== Task directions ==
The listing below must be repeated word for word, with its images excluded.

Extracted records

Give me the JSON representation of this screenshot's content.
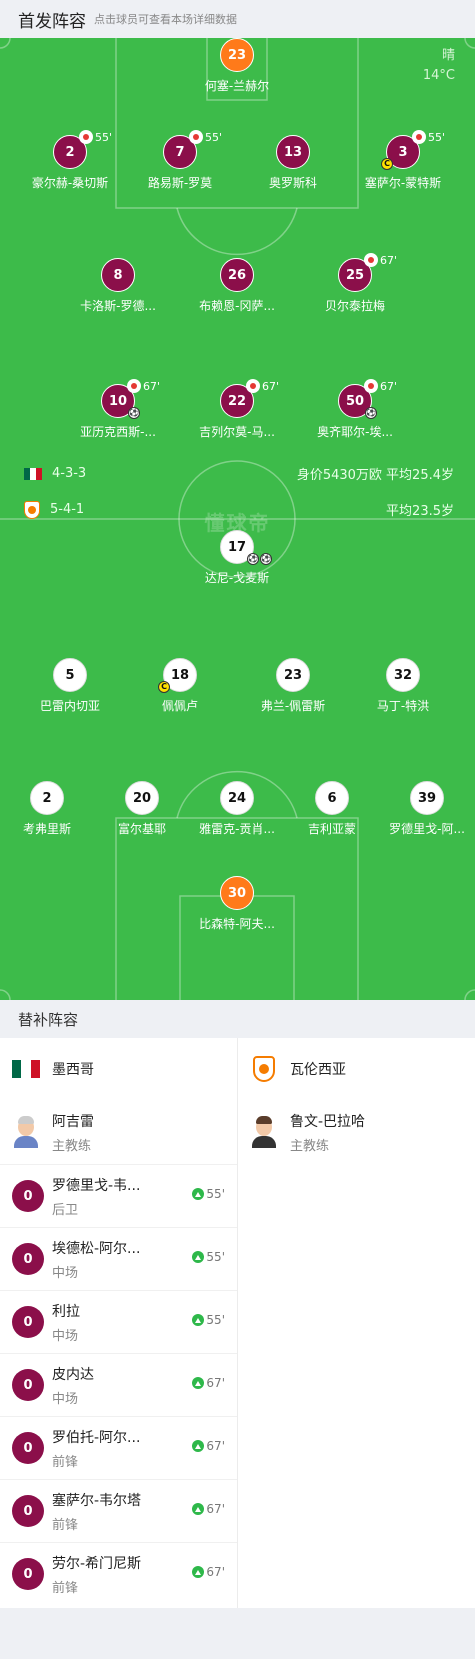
{
  "header": {
    "title": "首发阵容",
    "hint": "点击球员可查看本场详细数据"
  },
  "weather": {
    "condition": "晴",
    "temperature": "14°C"
  },
  "watermark": "懂球帝",
  "home": {
    "formation": "4-3-3",
    "stats": "身价5430万欧  平均25.4岁",
    "players": [
      {
        "num": "23",
        "name": "何塞-兰赫尔",
        "gk": true
      },
      {
        "num": "2",
        "name": "豪尔赫-桑切斯",
        "sub": "55'"
      },
      {
        "num": "7",
        "name": "路易斯-罗莫",
        "sub": "55'"
      },
      {
        "num": "13",
        "name": "奥罗斯科"
      },
      {
        "num": "3",
        "name": "塞萨尔-蒙特斯",
        "sub": "55'",
        "card": "C"
      },
      {
        "num": "8",
        "name": "卡洛斯-罗德..."
      },
      {
        "num": "26",
        "name": "布赖恩-冈萨..."
      },
      {
        "num": "25",
        "name": "贝尔泰拉梅",
        "sub": "67'"
      },
      {
        "num": "10",
        "name": "亚历克西斯-...",
        "sub": "67'",
        "goals": 1
      },
      {
        "num": "22",
        "name": "吉列尔莫-马...",
        "sub": "67'"
      },
      {
        "num": "50",
        "name": "奥齐耶尔-埃...",
        "sub": "67'",
        "goals": 1
      }
    ]
  },
  "away": {
    "formation": "5-4-1",
    "stats": "平均23.5岁",
    "players": [
      {
        "num": "17",
        "name": "达尼-戈麦斯",
        "goals": 2
      },
      {
        "num": "5",
        "name": "巴雷内切亚"
      },
      {
        "num": "18",
        "name": "佩佩卢",
        "card": "C"
      },
      {
        "num": "23",
        "name": "弗兰-佩雷斯"
      },
      {
        "num": "32",
        "name": "马丁-特洪"
      },
      {
        "num": "2",
        "name": "考弗里斯"
      },
      {
        "num": "20",
        "name": "富尔基耶"
      },
      {
        "num": "24",
        "name": "雅雷克-贡肖..."
      },
      {
        "num": "6",
        "name": "吉利亚蒙"
      },
      {
        "num": "39",
        "name": "罗德里戈-阿..."
      },
      {
        "num": "30",
        "name": "比森特-阿夫...",
        "gk": true
      }
    ]
  },
  "substitutes": {
    "title": "替补阵容",
    "left": {
      "team": "墨西哥",
      "coach": {
        "name": "阿吉雷",
        "role": "主教练"
      },
      "players": [
        {
          "num": "0",
          "name": "罗德里戈-韦...",
          "role": "后卫",
          "in": "55'"
        },
        {
          "num": "0",
          "name": "埃德松-阿尔...",
          "role": "中场",
          "in": "55'"
        },
        {
          "num": "0",
          "name": "利拉",
          "role": "中场",
          "in": "55'"
        },
        {
          "num": "0",
          "name": "皮内达",
          "role": "中场",
          "in": "67'"
        },
        {
          "num": "0",
          "name": "罗伯托-阿尔...",
          "role": "前锋",
          "in": "67'"
        },
        {
          "num": "0",
          "name": "塞萨尔-韦尔塔",
          "role": "前锋",
          "in": "67'"
        },
        {
          "num": "0",
          "name": "劳尔-希门尼斯",
          "role": "前锋",
          "in": "67'"
        }
      ]
    },
    "right": {
      "team": "瓦伦西亚",
      "coach": {
        "name": "鲁文-巴拉哈",
        "role": "主教练"
      }
    }
  },
  "colors": {
    "pitch": "#3dbb4a",
    "home": "#8b0f4a",
    "keeper": "#ff7a1a",
    "sub_in": "#2eb84a",
    "sub_out": "#e53935"
  }
}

== Final answer ==
Give me the JSON representation of this screenshot's content.
{
  "header": {
    "title": "首发阵容",
    "hint": "点击球员可查看本场详细数据"
  },
  "weather": {
    "condition": "晴",
    "temperature": "14°C"
  },
  "watermark": "懂球帝",
  "home": {
    "formation": "4-3-3",
    "stats": "身价5430万欧  平均25.4岁",
    "players": [
      {
        "num": "23",
        "name": "何塞-兰赫尔",
        "gk": true
      },
      {
        "num": "2",
        "name": "豪尔赫-桑切斯",
        "sub": "55'"
      },
      {
        "num": "7",
        "name": "路易斯-罗莫",
        "sub": "55'"
      },
      {
        "num": "13",
        "name": "奥罗斯科"
      },
      {
        "num": "3",
        "name": "塞萨尔-蒙特斯",
        "sub": "55'",
        "card": "C"
      },
      {
        "num": "8",
        "name": "卡洛斯-罗德..."
      },
      {
        "num": "26",
        "name": "布赖恩-冈萨..."
      },
      {
        "num": "25",
        "name": "贝尔泰拉梅",
        "sub": "67'"
      },
      {
        "num": "10",
        "name": "亚历克西斯-...",
        "sub": "67'",
        "goals": 1
      },
      {
        "num": "22",
        "name": "吉列尔莫-马...",
        "sub": "67'"
      },
      {
        "num": "50",
        "name": "奥齐耶尔-埃...",
        "sub": "67'",
        "goals": 1
      }
    ]
  },
  "away": {
    "formation": "5-4-1",
    "stats": "平均23.5岁",
    "players": [
      {
        "num": "17",
        "name": "达尼-戈麦斯",
        "goals": 2
      },
      {
        "num": "5",
        "name": "巴雷内切亚"
      },
      {
        "num": "18",
        "name": "佩佩卢",
        "card": "C"
      },
      {
        "num": "23",
        "name": "弗兰-佩雷斯"
      },
      {
        "num": "32",
        "name": "马丁-特洪"
      },
      {
        "num": "2",
        "name": "考弗里斯"
      },
      {
        "num": "20",
        "name": "富尔基耶"
      },
      {
        "num": "24",
        "name": "雅雷克-贡肖..."
      },
      {
        "num": "6",
        "name": "吉利亚蒙"
      },
      {
        "num": "39",
        "name": "罗德里戈-阿..."
      },
      {
        "num": "30",
        "name": "比森特-阿夫...",
        "gk": true
      }
    ]
  },
  "substitutes": {
    "title": "替补阵容",
    "left": {
      "team": "墨西哥",
      "coach": {
        "name": "阿吉雷",
        "role": "主教练"
      },
      "players": [
        {
          "num": "0",
          "name": "罗德里戈-韦...",
          "role": "后卫",
          "in": "55'"
        },
        {
          "num": "0",
          "name": "埃德松-阿尔...",
          "role": "中场",
          "in": "55'"
        },
        {
          "num": "0",
          "name": "利拉",
          "role": "中场",
          "in": "55'"
        },
        {
          "num": "0",
          "name": "皮内达",
          "role": "中场",
          "in": "67'"
        },
        {
          "num": "0",
          "name": "罗伯托-阿尔...",
          "role": "前锋",
          "in": "67'"
        },
        {
          "num": "0",
          "name": "塞萨尔-韦尔塔",
          "role": "前锋",
          "in": "67'"
        },
        {
          "num": "0",
          "name": "劳尔-希门尼斯",
          "role": "前锋",
          "in": "67'"
        }
      ]
    },
    "right": {
      "team": "瓦伦西亚",
      "coach": {
        "name": "鲁文-巴拉哈",
        "role": "主教练"
      }
    }
  },
  "colors": {
    "pitch": "#3dbb4a",
    "home": "#8b0f4a",
    "keeper": "#ff7a1a",
    "sub_in": "#2eb84a",
    "sub_out": "#e53935"
  }
}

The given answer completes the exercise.